Given information:

-- -- --

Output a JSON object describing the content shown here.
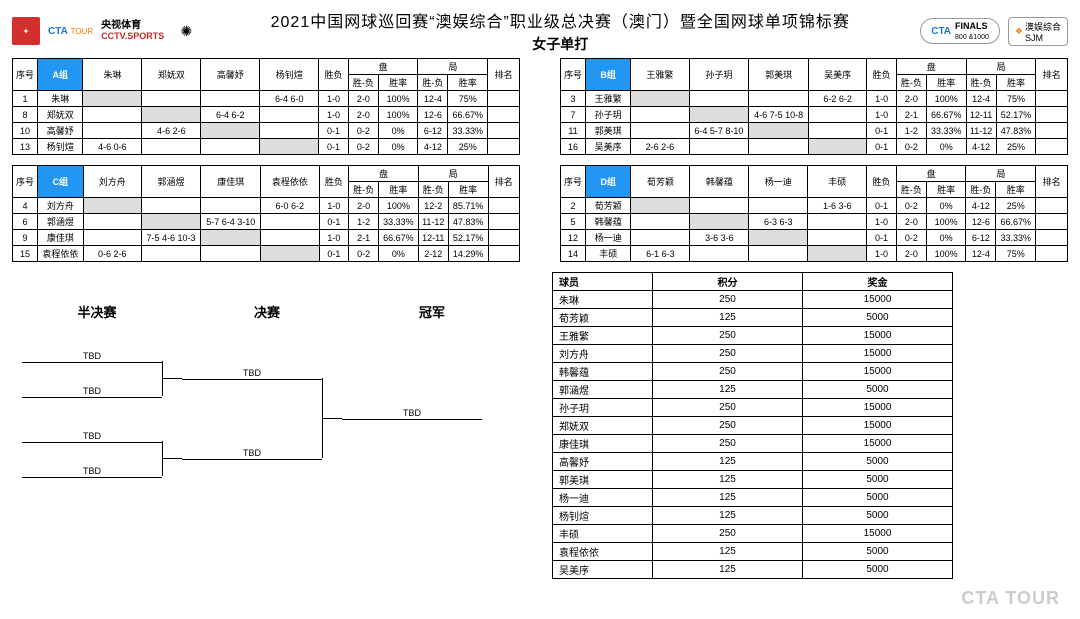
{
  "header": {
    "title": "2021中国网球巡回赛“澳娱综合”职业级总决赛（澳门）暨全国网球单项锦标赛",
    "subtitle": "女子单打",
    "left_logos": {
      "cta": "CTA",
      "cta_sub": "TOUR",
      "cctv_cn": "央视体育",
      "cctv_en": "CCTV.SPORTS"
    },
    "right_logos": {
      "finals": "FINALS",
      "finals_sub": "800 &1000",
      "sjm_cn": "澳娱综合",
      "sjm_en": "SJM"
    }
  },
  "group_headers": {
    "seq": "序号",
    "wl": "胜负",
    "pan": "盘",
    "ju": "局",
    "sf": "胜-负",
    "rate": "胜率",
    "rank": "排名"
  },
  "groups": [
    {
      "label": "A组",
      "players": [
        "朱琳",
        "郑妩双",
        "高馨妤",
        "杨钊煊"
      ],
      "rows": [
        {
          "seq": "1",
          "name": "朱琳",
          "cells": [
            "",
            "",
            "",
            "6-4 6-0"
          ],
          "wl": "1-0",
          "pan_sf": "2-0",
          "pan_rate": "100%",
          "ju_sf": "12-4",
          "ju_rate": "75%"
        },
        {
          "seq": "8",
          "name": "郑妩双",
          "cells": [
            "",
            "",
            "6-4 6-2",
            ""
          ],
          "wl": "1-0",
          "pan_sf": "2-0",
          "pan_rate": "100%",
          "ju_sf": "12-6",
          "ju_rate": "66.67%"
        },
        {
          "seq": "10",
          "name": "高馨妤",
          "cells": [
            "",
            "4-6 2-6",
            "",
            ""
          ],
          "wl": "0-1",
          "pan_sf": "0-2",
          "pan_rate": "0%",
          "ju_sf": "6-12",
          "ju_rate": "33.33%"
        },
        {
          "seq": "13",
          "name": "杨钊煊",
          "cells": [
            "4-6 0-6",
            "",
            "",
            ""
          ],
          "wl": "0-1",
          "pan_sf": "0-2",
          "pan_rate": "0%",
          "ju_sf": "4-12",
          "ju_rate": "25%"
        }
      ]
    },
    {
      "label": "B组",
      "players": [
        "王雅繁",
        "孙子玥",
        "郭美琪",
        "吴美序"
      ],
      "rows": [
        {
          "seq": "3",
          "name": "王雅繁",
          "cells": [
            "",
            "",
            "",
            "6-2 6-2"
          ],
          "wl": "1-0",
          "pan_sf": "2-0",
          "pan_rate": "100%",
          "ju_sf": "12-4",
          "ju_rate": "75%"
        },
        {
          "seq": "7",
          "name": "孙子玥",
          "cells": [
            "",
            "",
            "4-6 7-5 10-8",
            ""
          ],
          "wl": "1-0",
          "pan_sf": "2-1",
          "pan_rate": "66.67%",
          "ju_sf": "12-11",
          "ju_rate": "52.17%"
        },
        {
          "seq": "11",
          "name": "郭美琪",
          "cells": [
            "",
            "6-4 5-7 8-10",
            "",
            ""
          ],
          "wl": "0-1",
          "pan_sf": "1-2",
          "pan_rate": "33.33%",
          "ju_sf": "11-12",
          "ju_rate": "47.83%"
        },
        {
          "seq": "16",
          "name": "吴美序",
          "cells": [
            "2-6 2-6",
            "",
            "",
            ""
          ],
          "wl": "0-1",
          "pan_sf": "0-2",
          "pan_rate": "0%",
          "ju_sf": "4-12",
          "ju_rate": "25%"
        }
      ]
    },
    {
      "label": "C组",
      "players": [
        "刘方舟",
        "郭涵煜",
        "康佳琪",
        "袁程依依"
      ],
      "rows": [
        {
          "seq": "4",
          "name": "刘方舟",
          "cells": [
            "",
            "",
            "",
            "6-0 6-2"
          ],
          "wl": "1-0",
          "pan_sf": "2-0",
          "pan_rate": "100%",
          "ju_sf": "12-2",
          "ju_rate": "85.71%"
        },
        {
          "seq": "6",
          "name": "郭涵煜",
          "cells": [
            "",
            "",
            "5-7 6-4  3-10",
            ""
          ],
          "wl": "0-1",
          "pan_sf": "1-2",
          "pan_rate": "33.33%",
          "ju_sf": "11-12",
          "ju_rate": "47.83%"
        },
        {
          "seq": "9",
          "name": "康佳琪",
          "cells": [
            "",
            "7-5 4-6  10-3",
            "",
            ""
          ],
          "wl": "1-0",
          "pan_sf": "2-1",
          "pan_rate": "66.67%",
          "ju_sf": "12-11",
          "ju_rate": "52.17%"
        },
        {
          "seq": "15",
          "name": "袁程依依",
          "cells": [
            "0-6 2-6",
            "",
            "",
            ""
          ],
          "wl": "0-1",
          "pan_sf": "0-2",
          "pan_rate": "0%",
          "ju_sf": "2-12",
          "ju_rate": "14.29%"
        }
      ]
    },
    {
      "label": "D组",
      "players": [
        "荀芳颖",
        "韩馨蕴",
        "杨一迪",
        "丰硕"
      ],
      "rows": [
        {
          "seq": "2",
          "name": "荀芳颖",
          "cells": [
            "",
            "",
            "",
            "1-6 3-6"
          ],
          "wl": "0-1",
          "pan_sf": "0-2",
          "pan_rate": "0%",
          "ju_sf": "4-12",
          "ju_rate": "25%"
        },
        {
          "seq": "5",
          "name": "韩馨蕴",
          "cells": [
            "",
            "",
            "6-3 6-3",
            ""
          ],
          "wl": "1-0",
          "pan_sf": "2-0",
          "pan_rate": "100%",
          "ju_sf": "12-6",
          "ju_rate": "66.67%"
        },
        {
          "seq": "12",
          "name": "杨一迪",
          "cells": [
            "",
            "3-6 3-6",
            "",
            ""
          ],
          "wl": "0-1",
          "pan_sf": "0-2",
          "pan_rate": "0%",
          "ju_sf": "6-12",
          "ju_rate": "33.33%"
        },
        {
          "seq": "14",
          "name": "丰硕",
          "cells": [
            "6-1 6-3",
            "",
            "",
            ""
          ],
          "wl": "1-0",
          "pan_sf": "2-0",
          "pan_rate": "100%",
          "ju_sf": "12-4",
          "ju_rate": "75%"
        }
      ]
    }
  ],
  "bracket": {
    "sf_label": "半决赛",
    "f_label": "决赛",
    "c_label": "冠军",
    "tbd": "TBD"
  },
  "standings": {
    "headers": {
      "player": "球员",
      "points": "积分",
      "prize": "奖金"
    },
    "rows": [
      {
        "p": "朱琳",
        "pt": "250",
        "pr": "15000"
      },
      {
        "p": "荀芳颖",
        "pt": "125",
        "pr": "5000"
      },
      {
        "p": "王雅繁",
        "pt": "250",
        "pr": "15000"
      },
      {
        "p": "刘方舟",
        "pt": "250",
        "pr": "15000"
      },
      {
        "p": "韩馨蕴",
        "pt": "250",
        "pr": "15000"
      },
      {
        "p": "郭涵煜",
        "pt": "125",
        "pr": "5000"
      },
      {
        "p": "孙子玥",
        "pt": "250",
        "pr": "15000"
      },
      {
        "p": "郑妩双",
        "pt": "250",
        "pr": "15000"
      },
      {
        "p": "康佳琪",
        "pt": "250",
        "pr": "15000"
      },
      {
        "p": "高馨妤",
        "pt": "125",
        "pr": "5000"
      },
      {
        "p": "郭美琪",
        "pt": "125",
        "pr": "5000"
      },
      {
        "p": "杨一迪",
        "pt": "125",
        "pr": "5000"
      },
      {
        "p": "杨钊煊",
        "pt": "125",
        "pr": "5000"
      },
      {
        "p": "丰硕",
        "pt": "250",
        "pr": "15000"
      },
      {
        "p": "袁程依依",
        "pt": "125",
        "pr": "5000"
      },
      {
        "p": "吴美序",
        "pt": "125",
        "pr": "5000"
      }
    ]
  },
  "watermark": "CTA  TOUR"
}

-- -- --

Written instruction: Copy every line of the data exactly as written, excluding the pictures.

Reply:
Output a JSON object describing the content shown here.
{
  "header": {
    "title": "2021中国网球巡回赛“澳娱综合”职业级总决赛（澳门）暨全国网球单项锦标赛",
    "subtitle": "女子单打",
    "left_logos": {
      "cta": "CTA",
      "cta_sub": "TOUR",
      "cctv_cn": "央视体育",
      "cctv_en": "CCTV.SPORTS"
    },
    "right_logos": {
      "finals": "FINALS",
      "finals_sub": "800 &1000",
      "sjm_cn": "澳娱综合",
      "sjm_en": "SJM"
    }
  },
  "group_headers": {
    "seq": "序号",
    "wl": "胜负",
    "pan": "盘",
    "ju": "局",
    "sf": "胜-负",
    "rate": "胜率",
    "rank": "排名"
  },
  "groups": [
    {
      "label": "A组",
      "players": [
        "朱琳",
        "郑妩双",
        "高馨妤",
        "杨钊煊"
      ],
      "rows": [
        {
          "seq": "1",
          "name": "朱琳",
          "cells": [
            "",
            "",
            "",
            "6-4 6-0"
          ],
          "wl": "1-0",
          "pan_sf": "2-0",
          "pan_rate": "100%",
          "ju_sf": "12-4",
          "ju_rate": "75%"
        },
        {
          "seq": "8",
          "name": "郑妩双",
          "cells": [
            "",
            "",
            "6-4 6-2",
            ""
          ],
          "wl": "1-0",
          "pan_sf": "2-0",
          "pan_rate": "100%",
          "ju_sf": "12-6",
          "ju_rate": "66.67%"
        },
        {
          "seq": "10",
          "name": "高馨妤",
          "cells": [
            "",
            "4-6 2-6",
            "",
            ""
          ],
          "wl": "0-1",
          "pan_sf": "0-2",
          "pan_rate": "0%",
          "ju_sf": "6-12",
          "ju_rate": "33.33%"
        },
        {
          "seq": "13",
          "name": "杨钊煊",
          "cells": [
            "4-6 0-6",
            "",
            "",
            ""
          ],
          "wl": "0-1",
          "pan_sf": "0-2",
          "pan_rate": "0%",
          "ju_sf": "4-12",
          "ju_rate": "25%"
        }
      ]
    },
    {
      "label": "B组",
      "players": [
        "王雅繁",
        "孙子玥",
        "郭美琪",
        "吴美序"
      ],
      "rows": [
        {
          "seq": "3",
          "name": "王雅繁",
          "cells": [
            "",
            "",
            "",
            "6-2 6-2"
          ],
          "wl": "1-0",
          "pan_sf": "2-0",
          "pan_rate": "100%",
          "ju_sf": "12-4",
          "ju_rate": "75%"
        },
        {
          "seq": "7",
          "name": "孙子玥",
          "cells": [
            "",
            "",
            "4-6 7-5 10-8",
            ""
          ],
          "wl": "1-0",
          "pan_sf": "2-1",
          "pan_rate": "66.67%",
          "ju_sf": "12-11",
          "ju_rate": "52.17%"
        },
        {
          "seq": "11",
          "name": "郭美琪",
          "cells": [
            "",
            "6-4 5-7 8-10",
            "",
            ""
          ],
          "wl": "0-1",
          "pan_sf": "1-2",
          "pan_rate": "33.33%",
          "ju_sf": "11-12",
          "ju_rate": "47.83%"
        },
        {
          "seq": "16",
          "name": "吴美序",
          "cells": [
            "2-6 2-6",
            "",
            "",
            ""
          ],
          "wl": "0-1",
          "pan_sf": "0-2",
          "pan_rate": "0%",
          "ju_sf": "4-12",
          "ju_rate": "25%"
        }
      ]
    },
    {
      "label": "C组",
      "players": [
        "刘方舟",
        "郭涵煜",
        "康佳琪",
        "袁程依依"
      ],
      "rows": [
        {
          "seq": "4",
          "name": "刘方舟",
          "cells": [
            "",
            "",
            "",
            "6-0 6-2"
          ],
          "wl": "1-0",
          "pan_sf": "2-0",
          "pan_rate": "100%",
          "ju_sf": "12-2",
          "ju_rate": "85.71%"
        },
        {
          "seq": "6",
          "name": "郭涵煜",
          "cells": [
            "",
            "",
            "5-7 6-4  3-10",
            ""
          ],
          "wl": "0-1",
          "pan_sf": "1-2",
          "pan_rate": "33.33%",
          "ju_sf": "11-12",
          "ju_rate": "47.83%"
        },
        {
          "seq": "9",
          "name": "康佳琪",
          "cells": [
            "",
            "7-5 4-6  10-3",
            "",
            ""
          ],
          "wl": "1-0",
          "pan_sf": "2-1",
          "pan_rate": "66.67%",
          "ju_sf": "12-11",
          "ju_rate": "52.17%"
        },
        {
          "seq": "15",
          "name": "袁程依依",
          "cells": [
            "0-6 2-6",
            "",
            "",
            ""
          ],
          "wl": "0-1",
          "pan_sf": "0-2",
          "pan_rate": "0%",
          "ju_sf": "2-12",
          "ju_rate": "14.29%"
        }
      ]
    },
    {
      "label": "D组",
      "players": [
        "荀芳颖",
        "韩馨蕴",
        "杨一迪",
        "丰硕"
      ],
      "rows": [
        {
          "seq": "2",
          "name": "荀芳颖",
          "cells": [
            "",
            "",
            "",
            "1-6 3-6"
          ],
          "wl": "0-1",
          "pan_sf": "0-2",
          "pan_rate": "0%",
          "ju_sf": "4-12",
          "ju_rate": "25%"
        },
        {
          "seq": "5",
          "name": "韩馨蕴",
          "cells": [
            "",
            "",
            "6-3 6-3",
            ""
          ],
          "wl": "1-0",
          "pan_sf": "2-0",
          "pan_rate": "100%",
          "ju_sf": "12-6",
          "ju_rate": "66.67%"
        },
        {
          "seq": "12",
          "name": "杨一迪",
          "cells": [
            "",
            "3-6 3-6",
            "",
            ""
          ],
          "wl": "0-1",
          "pan_sf": "0-2",
          "pan_rate": "0%",
          "ju_sf": "6-12",
          "ju_rate": "33.33%"
        },
        {
          "seq": "14",
          "name": "丰硕",
          "cells": [
            "6-1 6-3",
            "",
            "",
            ""
          ],
          "wl": "1-0",
          "pan_sf": "2-0",
          "pan_rate": "100%",
          "ju_sf": "12-4",
          "ju_rate": "75%"
        }
      ]
    }
  ],
  "bracket": {
    "sf_label": "半决赛",
    "f_label": "决赛",
    "c_label": "冠军",
    "tbd": "TBD"
  },
  "standings": {
    "headers": {
      "player": "球员",
      "points": "积分",
      "prize": "奖金"
    },
    "rows": [
      {
        "p": "朱琳",
        "pt": "250",
        "pr": "15000"
      },
      {
        "p": "荀芳颖",
        "pt": "125",
        "pr": "5000"
      },
      {
        "p": "王雅繁",
        "pt": "250",
        "pr": "15000"
      },
      {
        "p": "刘方舟",
        "pt": "250",
        "pr": "15000"
      },
      {
        "p": "韩馨蕴",
        "pt": "250",
        "pr": "15000"
      },
      {
        "p": "郭涵煜",
        "pt": "125",
        "pr": "5000"
      },
      {
        "p": "孙子玥",
        "pt": "250",
        "pr": "15000"
      },
      {
        "p": "郑妩双",
        "pt": "250",
        "pr": "15000"
      },
      {
        "p": "康佳琪",
        "pt": "250",
        "pr": "15000"
      },
      {
        "p": "高馨妤",
        "pt": "125",
        "pr": "5000"
      },
      {
        "p": "郭美琪",
        "pt": "125",
        "pr": "5000"
      },
      {
        "p": "杨一迪",
        "pt": "125",
        "pr": "5000"
      },
      {
        "p": "杨钊煊",
        "pt": "125",
        "pr": "5000"
      },
      {
        "p": "丰硕",
        "pt": "250",
        "pr": "15000"
      },
      {
        "p": "袁程依依",
        "pt": "125",
        "pr": "5000"
      },
      {
        "p": "吴美序",
        "pt": "125",
        "pr": "5000"
      }
    ]
  },
  "watermark": "CTA  TOUR"
}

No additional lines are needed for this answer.